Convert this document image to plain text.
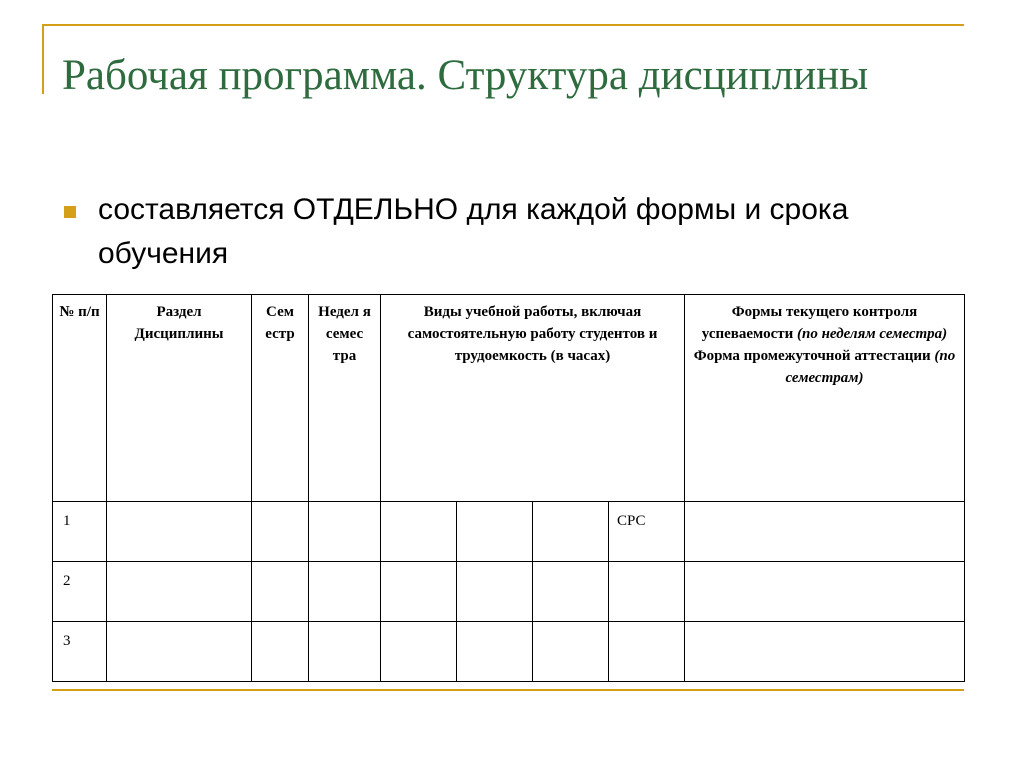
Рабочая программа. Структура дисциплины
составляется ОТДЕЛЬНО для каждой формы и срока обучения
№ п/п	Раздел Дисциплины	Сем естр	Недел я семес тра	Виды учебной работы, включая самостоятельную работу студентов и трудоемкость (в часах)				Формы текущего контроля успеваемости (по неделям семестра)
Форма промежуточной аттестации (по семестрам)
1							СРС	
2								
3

__Task statement__
Output the data above without changes, apart from leaving out the pictures.

__The output__
Convert this document image to plain text.
Рабочая программа. Структура дисциплины
составляется ОТДЕЛЬНО для каждой формы и срока обучения
№ п/п	Раздел Дисциплины	Сем естр	Недел я семес тра	Виды учебной работы, включая самостоятельную работу студентов и трудоемкость (в часах)				Формы текущего контроля успеваемости (по неделям семестра)
Форма промежуточной аттестации (по семестрам)
1							СРС	
2								
3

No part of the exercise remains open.